■ **SHORT EXERCISE**:
From the entries that follow, list every line in which the string "significant" appears.

■ **SUPPLIED RECORDS**:
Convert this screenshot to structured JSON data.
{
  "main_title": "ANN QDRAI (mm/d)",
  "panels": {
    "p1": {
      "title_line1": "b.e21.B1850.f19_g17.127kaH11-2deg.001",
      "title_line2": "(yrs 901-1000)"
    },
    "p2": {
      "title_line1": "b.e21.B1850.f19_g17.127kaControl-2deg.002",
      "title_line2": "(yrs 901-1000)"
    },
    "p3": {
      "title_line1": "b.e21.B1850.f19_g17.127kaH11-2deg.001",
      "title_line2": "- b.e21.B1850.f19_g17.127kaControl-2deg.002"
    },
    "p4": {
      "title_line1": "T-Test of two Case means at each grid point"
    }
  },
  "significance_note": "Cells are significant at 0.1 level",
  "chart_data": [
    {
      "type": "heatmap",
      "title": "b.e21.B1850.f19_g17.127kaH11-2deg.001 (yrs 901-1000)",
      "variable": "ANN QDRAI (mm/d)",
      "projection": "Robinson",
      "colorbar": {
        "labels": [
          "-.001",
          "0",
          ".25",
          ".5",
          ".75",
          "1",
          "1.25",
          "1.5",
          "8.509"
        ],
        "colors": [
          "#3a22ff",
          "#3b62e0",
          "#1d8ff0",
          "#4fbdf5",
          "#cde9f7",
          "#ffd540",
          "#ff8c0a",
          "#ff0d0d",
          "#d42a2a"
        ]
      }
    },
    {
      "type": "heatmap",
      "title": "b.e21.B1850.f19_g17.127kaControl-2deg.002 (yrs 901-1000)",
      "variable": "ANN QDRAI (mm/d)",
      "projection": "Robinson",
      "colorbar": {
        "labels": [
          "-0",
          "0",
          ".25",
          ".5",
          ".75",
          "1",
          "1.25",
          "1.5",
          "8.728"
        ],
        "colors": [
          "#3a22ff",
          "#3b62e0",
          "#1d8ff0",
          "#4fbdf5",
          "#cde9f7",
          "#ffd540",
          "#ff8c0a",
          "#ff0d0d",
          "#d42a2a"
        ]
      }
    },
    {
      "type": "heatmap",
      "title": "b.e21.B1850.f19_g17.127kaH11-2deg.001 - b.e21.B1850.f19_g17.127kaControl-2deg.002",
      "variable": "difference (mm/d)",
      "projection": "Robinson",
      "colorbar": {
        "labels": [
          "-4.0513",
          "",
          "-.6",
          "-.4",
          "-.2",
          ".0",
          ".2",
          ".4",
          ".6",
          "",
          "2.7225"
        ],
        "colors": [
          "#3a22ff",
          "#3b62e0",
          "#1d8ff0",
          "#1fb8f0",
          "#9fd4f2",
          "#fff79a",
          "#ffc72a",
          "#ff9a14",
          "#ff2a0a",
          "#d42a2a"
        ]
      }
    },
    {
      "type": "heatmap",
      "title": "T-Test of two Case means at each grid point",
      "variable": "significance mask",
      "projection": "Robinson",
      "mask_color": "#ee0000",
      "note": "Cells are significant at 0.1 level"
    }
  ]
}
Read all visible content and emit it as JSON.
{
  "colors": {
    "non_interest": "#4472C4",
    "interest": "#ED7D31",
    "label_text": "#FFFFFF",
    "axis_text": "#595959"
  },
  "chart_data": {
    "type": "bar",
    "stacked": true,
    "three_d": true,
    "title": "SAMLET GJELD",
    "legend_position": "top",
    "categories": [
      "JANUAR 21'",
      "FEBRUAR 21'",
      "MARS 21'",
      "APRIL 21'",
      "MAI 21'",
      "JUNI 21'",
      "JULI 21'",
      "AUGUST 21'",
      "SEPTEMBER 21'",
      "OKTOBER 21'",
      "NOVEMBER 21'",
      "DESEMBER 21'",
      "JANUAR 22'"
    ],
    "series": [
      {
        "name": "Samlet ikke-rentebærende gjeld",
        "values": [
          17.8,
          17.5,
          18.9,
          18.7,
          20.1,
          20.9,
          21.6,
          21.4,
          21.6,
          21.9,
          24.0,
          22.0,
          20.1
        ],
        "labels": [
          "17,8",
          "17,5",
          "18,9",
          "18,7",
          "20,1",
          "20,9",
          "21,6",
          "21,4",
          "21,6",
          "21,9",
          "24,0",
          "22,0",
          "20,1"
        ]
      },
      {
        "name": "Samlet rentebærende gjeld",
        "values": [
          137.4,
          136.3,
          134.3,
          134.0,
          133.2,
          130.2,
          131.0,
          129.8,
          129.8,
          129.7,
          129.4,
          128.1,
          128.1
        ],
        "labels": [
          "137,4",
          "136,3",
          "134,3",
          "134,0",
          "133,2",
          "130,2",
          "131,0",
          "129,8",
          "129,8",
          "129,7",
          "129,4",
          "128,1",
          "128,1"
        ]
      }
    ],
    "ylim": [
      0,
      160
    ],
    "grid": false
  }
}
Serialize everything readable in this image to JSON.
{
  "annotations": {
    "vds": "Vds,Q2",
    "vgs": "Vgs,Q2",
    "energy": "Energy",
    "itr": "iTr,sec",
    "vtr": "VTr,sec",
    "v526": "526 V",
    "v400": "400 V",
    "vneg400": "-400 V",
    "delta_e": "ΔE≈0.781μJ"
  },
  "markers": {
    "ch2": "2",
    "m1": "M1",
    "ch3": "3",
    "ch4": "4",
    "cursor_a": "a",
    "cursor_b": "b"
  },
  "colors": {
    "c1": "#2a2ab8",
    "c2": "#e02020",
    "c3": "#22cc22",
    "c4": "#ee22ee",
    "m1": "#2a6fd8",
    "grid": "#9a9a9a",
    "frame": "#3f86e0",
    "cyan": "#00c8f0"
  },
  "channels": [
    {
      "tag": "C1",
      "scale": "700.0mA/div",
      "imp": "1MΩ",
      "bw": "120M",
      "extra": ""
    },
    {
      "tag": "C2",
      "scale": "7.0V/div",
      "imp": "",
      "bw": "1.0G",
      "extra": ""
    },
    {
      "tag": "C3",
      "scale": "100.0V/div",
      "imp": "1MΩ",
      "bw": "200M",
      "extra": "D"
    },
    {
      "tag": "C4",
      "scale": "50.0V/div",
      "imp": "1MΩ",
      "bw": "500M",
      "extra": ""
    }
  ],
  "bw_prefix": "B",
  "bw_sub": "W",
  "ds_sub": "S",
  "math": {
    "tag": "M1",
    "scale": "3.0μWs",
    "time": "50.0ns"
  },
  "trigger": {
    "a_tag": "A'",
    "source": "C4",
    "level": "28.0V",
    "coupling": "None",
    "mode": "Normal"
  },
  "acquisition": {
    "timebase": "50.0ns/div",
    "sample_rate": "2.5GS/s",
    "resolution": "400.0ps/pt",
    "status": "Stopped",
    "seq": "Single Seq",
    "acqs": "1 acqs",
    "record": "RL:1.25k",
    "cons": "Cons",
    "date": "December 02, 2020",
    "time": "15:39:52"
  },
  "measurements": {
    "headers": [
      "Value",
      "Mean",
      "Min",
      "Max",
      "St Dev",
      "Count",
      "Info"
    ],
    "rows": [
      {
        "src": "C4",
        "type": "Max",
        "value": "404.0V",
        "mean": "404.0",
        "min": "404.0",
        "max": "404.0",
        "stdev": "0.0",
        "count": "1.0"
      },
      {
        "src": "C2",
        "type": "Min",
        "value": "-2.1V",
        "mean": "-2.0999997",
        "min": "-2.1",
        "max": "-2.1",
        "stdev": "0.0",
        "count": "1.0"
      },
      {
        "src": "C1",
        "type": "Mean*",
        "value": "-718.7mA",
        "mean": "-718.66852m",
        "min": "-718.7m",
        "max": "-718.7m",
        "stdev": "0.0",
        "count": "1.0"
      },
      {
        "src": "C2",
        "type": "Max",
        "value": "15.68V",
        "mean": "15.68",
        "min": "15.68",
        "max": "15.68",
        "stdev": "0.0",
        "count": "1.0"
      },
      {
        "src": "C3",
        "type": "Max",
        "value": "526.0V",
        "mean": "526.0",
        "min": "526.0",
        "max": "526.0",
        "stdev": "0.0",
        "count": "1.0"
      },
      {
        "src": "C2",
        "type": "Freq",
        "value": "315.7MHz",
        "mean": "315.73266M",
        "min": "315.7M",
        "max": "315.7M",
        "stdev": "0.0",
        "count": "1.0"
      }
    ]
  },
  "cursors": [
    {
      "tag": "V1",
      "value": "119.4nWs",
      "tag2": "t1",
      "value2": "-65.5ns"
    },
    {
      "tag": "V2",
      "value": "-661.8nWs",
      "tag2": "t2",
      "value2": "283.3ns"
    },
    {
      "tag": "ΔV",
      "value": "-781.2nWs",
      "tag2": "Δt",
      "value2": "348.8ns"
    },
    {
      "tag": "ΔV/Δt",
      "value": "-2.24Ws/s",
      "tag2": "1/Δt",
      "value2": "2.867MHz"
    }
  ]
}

■ **COMPLETE RESPONSE**:
  "significance_note": "Cells are significant at 0.1 level",
      "note": "Cells are significant at 0.1 level"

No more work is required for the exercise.